*SOURCE MATERIAL*.
________________________

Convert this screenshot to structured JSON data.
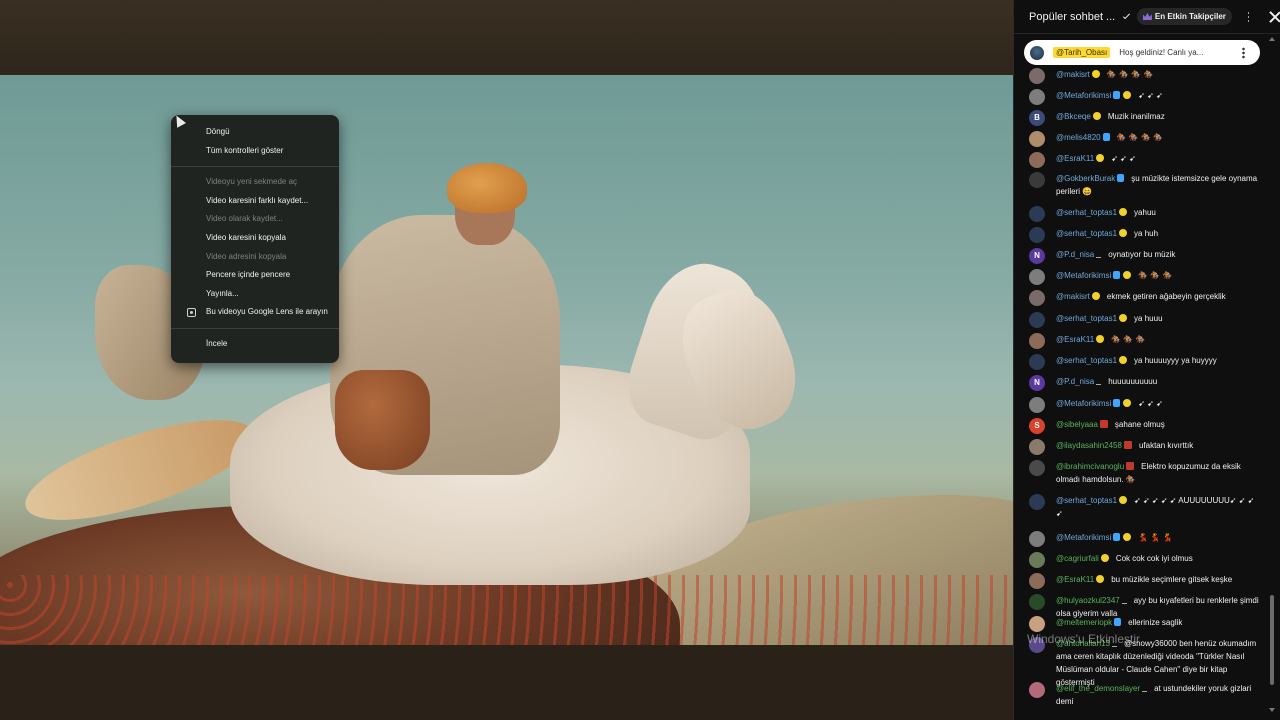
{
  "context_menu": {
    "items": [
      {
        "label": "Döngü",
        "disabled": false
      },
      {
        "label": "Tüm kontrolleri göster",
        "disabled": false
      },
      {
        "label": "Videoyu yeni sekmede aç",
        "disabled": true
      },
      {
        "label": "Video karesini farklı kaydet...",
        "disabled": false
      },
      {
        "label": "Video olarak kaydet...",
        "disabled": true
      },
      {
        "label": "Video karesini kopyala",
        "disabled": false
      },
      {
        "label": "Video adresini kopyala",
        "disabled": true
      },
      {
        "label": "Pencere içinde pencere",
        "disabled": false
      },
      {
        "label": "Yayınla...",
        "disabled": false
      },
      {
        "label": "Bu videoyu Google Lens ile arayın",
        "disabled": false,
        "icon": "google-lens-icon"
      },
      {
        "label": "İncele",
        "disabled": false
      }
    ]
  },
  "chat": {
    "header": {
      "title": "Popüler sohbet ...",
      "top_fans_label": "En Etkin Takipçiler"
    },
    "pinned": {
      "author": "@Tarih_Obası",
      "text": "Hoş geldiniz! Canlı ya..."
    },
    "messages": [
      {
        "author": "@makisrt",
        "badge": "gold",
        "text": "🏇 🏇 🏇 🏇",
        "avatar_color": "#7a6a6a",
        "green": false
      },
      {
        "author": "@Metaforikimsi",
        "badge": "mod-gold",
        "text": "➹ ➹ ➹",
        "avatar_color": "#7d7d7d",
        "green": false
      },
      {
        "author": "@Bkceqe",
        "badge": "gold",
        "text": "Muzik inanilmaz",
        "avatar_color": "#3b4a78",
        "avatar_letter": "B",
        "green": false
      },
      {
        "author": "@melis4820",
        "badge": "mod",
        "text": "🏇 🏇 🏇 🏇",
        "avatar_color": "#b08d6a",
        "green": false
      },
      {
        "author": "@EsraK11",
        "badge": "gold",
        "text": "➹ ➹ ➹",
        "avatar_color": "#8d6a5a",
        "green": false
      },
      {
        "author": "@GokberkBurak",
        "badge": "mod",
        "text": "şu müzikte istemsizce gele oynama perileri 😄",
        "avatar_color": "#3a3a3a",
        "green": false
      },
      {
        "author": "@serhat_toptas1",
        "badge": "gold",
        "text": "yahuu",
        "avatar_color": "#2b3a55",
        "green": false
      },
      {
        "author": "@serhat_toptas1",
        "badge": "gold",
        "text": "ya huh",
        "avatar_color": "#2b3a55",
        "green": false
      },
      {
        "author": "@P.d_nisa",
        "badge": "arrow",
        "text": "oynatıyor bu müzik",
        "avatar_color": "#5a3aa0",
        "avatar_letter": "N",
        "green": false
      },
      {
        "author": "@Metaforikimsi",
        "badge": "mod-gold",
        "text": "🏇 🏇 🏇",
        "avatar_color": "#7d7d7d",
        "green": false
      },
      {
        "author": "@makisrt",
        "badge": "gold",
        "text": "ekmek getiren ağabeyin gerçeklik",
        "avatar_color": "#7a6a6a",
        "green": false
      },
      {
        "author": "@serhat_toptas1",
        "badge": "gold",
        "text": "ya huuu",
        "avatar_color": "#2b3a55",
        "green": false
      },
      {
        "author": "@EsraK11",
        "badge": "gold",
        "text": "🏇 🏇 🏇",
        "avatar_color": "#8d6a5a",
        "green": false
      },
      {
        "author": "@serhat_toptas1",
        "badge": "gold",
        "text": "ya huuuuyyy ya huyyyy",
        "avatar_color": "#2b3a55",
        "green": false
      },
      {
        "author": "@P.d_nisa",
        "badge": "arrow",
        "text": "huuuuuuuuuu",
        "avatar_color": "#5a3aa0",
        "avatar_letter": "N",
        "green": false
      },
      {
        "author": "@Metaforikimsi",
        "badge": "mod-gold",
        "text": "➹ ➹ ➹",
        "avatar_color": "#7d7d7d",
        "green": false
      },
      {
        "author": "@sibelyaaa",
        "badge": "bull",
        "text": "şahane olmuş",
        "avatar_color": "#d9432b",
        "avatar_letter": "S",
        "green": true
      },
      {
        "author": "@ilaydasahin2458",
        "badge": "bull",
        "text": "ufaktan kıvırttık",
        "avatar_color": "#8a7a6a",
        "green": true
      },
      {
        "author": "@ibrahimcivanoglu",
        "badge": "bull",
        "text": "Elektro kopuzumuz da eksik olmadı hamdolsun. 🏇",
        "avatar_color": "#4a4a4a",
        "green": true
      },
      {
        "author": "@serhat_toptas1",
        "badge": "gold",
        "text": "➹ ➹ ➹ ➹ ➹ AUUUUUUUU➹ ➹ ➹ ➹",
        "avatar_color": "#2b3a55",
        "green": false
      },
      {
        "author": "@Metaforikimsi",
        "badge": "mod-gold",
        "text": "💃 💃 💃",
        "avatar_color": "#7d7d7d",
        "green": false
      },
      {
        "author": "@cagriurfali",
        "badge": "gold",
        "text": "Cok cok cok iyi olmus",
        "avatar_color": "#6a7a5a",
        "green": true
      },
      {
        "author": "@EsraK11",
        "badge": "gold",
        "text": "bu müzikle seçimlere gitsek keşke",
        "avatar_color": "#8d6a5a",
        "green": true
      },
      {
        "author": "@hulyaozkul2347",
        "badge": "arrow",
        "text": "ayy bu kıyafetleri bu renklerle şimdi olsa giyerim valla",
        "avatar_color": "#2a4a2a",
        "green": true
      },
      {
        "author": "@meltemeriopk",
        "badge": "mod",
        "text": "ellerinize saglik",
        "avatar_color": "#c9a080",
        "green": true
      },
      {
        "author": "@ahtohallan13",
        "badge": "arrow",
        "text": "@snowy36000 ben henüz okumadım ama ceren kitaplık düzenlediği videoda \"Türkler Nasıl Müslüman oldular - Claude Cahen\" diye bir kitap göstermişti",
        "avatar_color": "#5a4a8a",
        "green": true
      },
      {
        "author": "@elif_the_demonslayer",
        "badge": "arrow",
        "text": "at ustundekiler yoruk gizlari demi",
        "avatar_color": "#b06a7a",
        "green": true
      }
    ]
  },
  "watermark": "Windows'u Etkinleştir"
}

________________________

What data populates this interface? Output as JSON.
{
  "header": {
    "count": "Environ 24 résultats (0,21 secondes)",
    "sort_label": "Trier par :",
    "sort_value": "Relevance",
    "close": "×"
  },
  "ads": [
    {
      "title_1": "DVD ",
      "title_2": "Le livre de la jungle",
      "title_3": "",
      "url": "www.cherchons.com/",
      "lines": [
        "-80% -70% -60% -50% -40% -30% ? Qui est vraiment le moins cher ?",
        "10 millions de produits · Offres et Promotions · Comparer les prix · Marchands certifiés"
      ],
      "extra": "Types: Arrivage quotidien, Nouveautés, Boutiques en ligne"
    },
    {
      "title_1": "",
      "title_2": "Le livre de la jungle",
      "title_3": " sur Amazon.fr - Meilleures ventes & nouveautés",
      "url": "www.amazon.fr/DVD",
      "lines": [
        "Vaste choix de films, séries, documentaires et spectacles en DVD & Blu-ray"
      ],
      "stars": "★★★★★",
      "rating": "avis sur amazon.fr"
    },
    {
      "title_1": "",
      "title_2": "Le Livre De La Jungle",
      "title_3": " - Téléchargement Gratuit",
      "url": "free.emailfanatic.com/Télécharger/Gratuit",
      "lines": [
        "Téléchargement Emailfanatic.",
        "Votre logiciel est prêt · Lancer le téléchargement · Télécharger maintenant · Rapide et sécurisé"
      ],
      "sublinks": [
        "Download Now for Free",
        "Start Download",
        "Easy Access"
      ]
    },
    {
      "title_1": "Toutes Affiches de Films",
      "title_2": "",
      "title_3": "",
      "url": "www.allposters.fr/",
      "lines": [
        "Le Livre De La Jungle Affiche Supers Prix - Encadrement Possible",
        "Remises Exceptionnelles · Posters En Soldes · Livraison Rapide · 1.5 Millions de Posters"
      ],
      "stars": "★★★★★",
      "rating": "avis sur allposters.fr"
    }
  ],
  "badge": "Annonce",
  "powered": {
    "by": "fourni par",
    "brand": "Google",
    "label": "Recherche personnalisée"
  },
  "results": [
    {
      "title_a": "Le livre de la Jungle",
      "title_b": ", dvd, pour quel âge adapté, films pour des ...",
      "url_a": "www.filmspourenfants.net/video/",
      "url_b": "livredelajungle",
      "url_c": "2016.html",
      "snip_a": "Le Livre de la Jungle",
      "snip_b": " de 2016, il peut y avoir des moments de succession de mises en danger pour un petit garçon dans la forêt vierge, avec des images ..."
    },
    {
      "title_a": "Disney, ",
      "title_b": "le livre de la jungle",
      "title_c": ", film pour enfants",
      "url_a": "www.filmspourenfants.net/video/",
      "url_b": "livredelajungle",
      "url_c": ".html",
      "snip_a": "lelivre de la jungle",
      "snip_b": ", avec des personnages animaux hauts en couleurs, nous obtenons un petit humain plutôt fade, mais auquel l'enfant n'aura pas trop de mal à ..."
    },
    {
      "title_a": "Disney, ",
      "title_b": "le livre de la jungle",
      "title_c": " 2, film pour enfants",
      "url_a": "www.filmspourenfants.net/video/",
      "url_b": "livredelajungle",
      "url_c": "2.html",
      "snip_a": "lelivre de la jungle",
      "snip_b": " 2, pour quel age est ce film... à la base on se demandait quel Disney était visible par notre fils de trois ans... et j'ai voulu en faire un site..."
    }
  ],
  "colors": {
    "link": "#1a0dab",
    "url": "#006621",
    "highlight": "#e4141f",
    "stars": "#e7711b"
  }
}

________________________

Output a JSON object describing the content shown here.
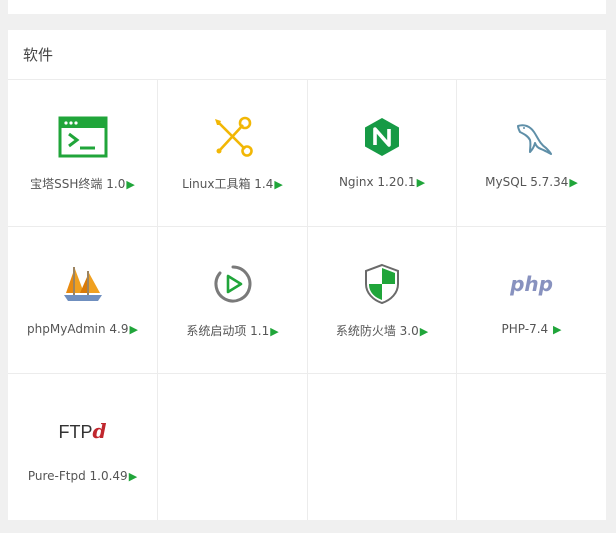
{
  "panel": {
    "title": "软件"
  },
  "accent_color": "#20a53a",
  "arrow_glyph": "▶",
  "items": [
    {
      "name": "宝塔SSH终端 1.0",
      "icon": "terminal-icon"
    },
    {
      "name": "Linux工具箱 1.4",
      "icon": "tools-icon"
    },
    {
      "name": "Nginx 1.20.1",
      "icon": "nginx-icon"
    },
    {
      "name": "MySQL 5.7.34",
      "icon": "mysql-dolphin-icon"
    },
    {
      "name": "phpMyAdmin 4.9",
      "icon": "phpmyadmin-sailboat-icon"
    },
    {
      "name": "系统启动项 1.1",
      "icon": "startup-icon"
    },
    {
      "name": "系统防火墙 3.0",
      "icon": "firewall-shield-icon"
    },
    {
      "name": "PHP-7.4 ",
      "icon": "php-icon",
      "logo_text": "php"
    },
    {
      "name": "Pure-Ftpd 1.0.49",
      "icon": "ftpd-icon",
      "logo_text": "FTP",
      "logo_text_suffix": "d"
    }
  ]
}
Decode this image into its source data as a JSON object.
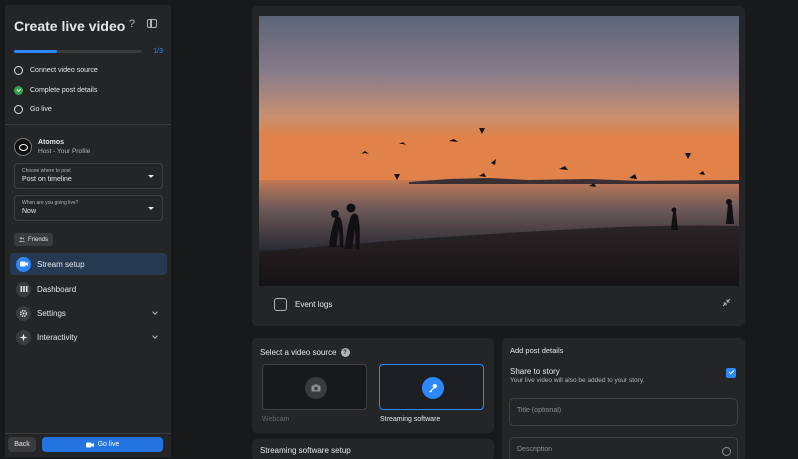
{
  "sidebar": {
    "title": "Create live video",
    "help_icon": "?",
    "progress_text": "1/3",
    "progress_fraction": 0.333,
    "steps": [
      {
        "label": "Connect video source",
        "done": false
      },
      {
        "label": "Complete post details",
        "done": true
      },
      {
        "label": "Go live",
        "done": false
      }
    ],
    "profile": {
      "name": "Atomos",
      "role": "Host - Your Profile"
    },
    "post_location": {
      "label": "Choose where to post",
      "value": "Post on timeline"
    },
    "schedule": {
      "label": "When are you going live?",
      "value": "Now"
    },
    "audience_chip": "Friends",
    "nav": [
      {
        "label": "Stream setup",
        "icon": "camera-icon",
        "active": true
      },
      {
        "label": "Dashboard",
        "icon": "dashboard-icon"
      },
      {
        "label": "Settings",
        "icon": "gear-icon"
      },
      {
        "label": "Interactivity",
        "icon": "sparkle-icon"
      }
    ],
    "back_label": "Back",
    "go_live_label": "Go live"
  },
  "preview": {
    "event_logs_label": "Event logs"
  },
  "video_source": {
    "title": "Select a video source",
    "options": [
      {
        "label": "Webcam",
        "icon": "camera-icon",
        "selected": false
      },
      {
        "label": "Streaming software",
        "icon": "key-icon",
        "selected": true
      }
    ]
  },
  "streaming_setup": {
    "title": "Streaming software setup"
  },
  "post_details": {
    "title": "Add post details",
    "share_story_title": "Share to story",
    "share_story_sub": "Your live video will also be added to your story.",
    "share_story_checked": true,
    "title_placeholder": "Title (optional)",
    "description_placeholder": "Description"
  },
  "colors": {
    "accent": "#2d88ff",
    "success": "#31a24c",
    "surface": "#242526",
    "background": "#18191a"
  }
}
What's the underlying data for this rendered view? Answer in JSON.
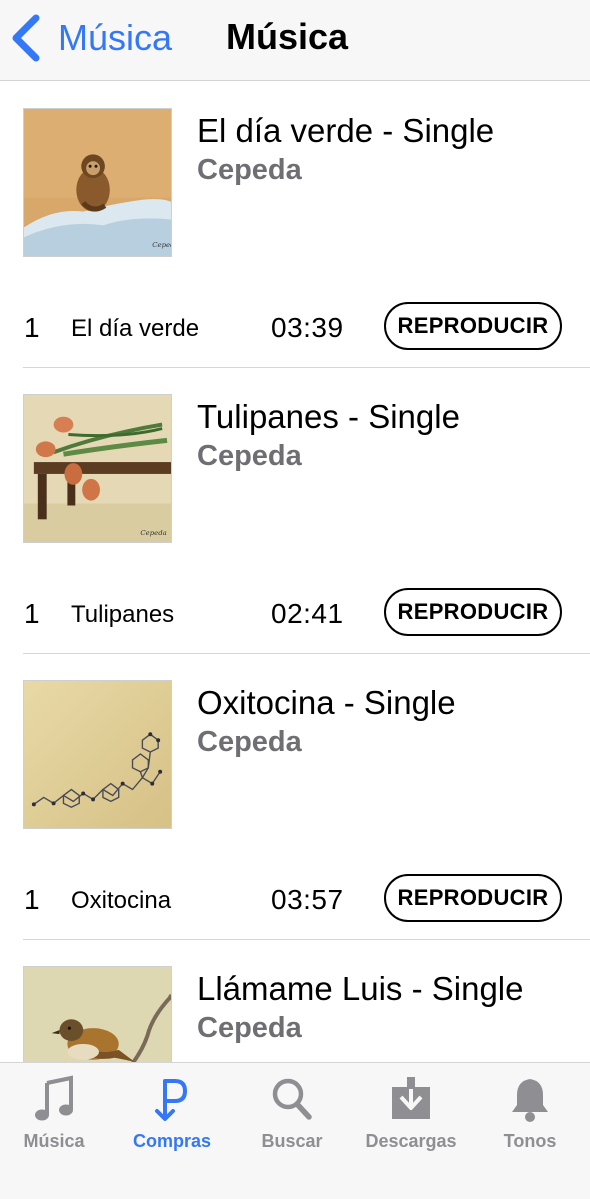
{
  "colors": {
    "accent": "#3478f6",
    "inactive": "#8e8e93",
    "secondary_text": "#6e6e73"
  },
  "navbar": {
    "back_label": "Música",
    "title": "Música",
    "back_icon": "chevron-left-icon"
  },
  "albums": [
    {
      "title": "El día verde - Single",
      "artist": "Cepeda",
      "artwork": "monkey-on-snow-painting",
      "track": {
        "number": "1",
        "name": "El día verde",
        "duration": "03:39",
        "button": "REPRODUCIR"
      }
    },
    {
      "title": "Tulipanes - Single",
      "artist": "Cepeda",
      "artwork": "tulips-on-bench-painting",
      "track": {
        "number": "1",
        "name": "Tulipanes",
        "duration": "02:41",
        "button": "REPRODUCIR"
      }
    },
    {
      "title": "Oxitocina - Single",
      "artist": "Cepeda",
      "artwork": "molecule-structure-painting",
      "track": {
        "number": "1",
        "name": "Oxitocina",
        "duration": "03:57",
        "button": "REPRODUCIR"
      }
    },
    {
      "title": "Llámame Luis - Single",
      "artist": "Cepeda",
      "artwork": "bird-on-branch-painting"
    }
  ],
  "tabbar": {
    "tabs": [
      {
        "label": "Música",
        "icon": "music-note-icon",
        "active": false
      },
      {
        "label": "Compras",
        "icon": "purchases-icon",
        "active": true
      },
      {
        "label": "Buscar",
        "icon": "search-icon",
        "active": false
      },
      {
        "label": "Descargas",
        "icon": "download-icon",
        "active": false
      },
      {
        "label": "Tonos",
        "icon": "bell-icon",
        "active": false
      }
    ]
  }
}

________________________

*SHORT PROBLEM*. From the entries above, copy every line where the word "allposters" shows up.

*TASK SOLUTION*.
      "url": "www.allposters.fr/",
      "rating": "avis sur allposters.fr"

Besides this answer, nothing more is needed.